PROMPT -
Would you restate all the data that follows, word for word?

TASK MATERIAL -
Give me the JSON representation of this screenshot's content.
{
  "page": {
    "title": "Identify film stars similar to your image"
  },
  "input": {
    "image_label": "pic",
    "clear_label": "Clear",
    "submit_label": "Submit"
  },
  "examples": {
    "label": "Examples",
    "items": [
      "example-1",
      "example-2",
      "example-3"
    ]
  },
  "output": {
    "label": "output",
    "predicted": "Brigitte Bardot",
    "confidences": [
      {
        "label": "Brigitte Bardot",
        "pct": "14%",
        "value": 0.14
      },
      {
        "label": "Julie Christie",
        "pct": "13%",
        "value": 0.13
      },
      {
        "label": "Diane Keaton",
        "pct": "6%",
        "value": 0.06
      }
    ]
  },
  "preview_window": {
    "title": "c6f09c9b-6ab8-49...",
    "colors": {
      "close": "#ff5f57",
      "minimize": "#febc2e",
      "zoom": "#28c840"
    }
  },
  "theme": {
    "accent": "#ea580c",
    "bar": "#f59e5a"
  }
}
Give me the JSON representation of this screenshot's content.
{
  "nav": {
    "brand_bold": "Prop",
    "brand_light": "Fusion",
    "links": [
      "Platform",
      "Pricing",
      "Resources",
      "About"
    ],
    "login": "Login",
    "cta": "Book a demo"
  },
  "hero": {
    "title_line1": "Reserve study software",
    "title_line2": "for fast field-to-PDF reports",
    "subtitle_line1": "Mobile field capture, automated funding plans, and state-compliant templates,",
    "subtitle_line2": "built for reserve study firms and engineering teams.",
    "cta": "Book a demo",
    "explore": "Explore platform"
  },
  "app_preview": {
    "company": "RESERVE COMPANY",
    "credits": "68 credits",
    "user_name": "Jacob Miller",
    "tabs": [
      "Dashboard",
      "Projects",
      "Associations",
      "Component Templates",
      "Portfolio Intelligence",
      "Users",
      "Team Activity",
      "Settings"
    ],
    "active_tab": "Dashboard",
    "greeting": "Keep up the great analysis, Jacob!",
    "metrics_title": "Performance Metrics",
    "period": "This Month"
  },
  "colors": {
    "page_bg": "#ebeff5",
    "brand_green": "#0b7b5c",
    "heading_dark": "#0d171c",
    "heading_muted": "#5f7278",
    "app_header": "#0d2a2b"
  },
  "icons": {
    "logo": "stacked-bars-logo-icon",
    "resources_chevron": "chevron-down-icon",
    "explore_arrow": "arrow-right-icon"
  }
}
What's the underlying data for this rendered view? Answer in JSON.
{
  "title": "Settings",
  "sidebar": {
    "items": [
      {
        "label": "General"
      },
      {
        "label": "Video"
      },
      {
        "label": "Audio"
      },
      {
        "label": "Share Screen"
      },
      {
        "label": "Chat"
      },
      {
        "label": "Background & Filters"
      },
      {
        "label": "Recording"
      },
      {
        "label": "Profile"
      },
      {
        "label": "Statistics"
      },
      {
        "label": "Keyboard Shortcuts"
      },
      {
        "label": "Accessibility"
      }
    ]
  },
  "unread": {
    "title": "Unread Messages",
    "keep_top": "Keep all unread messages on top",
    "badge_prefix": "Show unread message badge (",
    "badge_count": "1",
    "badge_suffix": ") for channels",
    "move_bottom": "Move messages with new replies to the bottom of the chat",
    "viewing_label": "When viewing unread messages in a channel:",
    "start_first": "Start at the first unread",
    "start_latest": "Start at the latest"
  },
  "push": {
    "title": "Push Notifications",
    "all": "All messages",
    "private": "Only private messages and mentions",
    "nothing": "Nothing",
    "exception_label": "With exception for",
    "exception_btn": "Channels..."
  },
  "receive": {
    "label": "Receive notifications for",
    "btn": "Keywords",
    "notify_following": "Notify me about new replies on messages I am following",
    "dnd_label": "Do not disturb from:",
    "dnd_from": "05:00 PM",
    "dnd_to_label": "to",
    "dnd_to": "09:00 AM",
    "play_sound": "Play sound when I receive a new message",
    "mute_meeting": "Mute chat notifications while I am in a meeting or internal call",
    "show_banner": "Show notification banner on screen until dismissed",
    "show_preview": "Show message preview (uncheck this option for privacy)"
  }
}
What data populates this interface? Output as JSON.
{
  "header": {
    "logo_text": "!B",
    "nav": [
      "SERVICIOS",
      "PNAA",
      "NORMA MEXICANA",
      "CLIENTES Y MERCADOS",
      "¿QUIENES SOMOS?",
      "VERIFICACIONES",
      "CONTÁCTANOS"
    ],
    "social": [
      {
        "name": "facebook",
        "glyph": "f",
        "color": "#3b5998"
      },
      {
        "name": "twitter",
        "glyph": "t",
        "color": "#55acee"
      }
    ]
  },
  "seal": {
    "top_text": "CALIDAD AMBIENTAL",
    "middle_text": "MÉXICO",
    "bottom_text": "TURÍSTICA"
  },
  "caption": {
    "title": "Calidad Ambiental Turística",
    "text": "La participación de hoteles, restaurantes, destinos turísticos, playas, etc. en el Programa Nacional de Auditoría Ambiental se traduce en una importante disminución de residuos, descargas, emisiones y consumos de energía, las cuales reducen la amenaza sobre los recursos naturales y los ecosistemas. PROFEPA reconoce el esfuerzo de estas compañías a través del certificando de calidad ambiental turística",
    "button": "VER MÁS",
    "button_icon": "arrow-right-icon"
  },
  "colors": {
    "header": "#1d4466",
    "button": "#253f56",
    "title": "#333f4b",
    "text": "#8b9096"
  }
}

FULL OUTPUT -
Give me the JSON representation of this screenshot's content.
{
  "page": {
    "title": "Identify film stars similar to your image"
  },
  "input": {
    "image_label": "pic",
    "clear_label": "Clear",
    "submit_label": "Submit"
  },
  "examples": {
    "label": "Examples",
    "items": [
      "example-1",
      "example-2",
      "example-3"
    ]
  },
  "output": {
    "label": "output",
    "predicted": "Brigitte Bardot",
    "confidences": [
      {
        "label": "Brigitte Bardot",
        "pct": "14%",
        "value": 0.14
      },
      {
        "label": "Julie Christie",
        "pct": "13%",
        "value": 0.13
      },
      {
        "label": "Diane Keaton",
        "pct": "6%",
        "value": 0.06
      }
    ]
  },
  "preview_window": {
    "title": "c6f09c9b-6ab8-49...",
    "colors": {
      "close": "#ff5f57",
      "minimize": "#febc2e",
      "zoom": "#28c840"
    }
  },
  "theme": {
    "accent": "#ea580c",
    "bar": "#f59e5a"
  }
}
Give me the JSON representation of this screenshot's content.
{
  "nav": {
    "brand_bold": "Prop",
    "brand_light": "Fusion",
    "links": [
      "Platform",
      "Pricing",
      "Resources",
      "About"
    ],
    "login": "Login",
    "cta": "Book a demo"
  },
  "hero": {
    "title_line1": "Reserve study software",
    "title_line2": "for fast field-to-PDF reports",
    "subtitle_line1": "Mobile field capture, automated funding plans, and state-compliant templates,",
    "subtitle_line2": "built for reserve study firms and engineering teams.",
    "cta": "Book a demo",
    "explore": "Explore platform"
  },
  "app_preview": {
    "company": "RESERVE COMPANY",
    "credits": "68 credits",
    "user_name": "Jacob Miller",
    "tabs": [
      "Dashboard",
      "Projects",
      "Associations",
      "Component Templates",
      "Portfolio Intelligence",
      "Users",
      "Team Activity",
      "Settings"
    ],
    "active_tab": "Dashboard",
    "greeting": "Keep up the great analysis, Jacob!",
    "metrics_title": "Performance Metrics",
    "period": "This Month"
  },
  "colors": {
    "page_bg": "#ebeff5",
    "brand_green": "#0b7b5c",
    "heading_dark": "#0d171c",
    "heading_muted": "#5f7278",
    "app_header": "#0d2a2b"
  },
  "icons": {
    "logo": "stacked-bars-logo-icon",
    "resources_chevron": "chevron-down-icon",
    "explore_arrow": "arrow-right-icon"
  }
}
What's the underlying data for this rendered view? Answer in JSON.
{
  "title": "Settings",
  "sidebar": {
    "items": [
      {
        "label": "General"
      },
      {
        "label": "Video"
      },
      {
        "label": "Audio"
      },
      {
        "label": "Share Screen"
      },
      {
        "label": "Chat"
      },
      {
        "label": "Background & Filters"
      },
      {
        "label": "Recording"
      },
      {
        "label": "Profile"
      },
      {
        "label": "Statistics"
      },
      {
        "label": "Keyboard Shortcuts"
      },
      {
        "label": "Accessibility"
      }
    ]
  },
  "unread": {
    "title": "Unread Messages",
    "keep_top": "Keep all unread messages on top",
    "badge_prefix": "Show unread message badge (",
    "badge_count": "1",
    "badge_suffix": ") for channels",
    "move_bottom": "Move messages with new replies to the bottom of the chat",
    "viewing_label": "When viewing unread messages in a channel:",
    "start_first": "Start at the first unread",
    "start_latest": "Start at the latest"
  },
  "push": {
    "title": "Push Notifications",
    "all": "All messages",
    "private": "Only private messages and mentions",
    "nothing": "Nothing",
    "exception_label": "With exception for",
    "exception_btn": "Channels..."
  },
  "receive": {
    "label": "Receive notifications for",
    "btn": "Keywords",
    "notify_following": "Notify me about new replies on messages I am following",
    "dnd_label": "Do not disturb from:",
    "dnd_from": "05:00 PM",
    "dnd_to_label": "to",
    "dnd_to": "09:00 AM",
    "play_sound": "Play sound when I receive a new message",
    "mute_meeting": "Mute chat notifications while I am in a meeting or internal call",
    "show_banner": "Show notification banner on screen until dismissed",
    "show_preview": "Show message preview (uncheck this option for privacy)"
  }
}
What data populates this interface? Output as JSON.
{
  "header": {
    "logo_text": "!B",
    "nav": [
      "SERVICIOS",
      "PNAA",
      "NORMA MEXICANA",
      "CLIENTES Y MERCADOS",
      "¿QUIENES SOMOS?",
      "VERIFICACIONES",
      "CONTÁCTANOS"
    ],
    "social": [
      {
        "name": "facebook",
        "glyph": "f",
        "color": "#3b5998"
      },
      {
        "name": "twitter",
        "glyph": "t",
        "color": "#55acee"
      }
    ]
  },
  "seal": {
    "top_text": "CALIDAD AMBIENTAL",
    "middle_text": "MÉXICO",
    "bottom_text": "TURÍSTICA"
  },
  "caption": {
    "title": "Calidad Ambiental Turística",
    "text": "La participación de hoteles, restaurantes, destinos turísticos, playas, etc. en el Programa Nacional de Auditoría Ambiental se traduce en una importante disminución de residuos, descargas, emisiones y consumos de energía, las cuales reducen la amenaza sobre los recursos naturales y los ecosistemas. PROFEPA reconoce el esfuerzo de estas compañías a través del certificando de calidad ambiental turística",
    "button": "VER MÁS",
    "button_icon": "arrow-right-icon"
  },
  "colors": {
    "header": "#1d4466",
    "button": "#253f56",
    "title": "#333f4b",
    "text": "#8b9096"
  }
}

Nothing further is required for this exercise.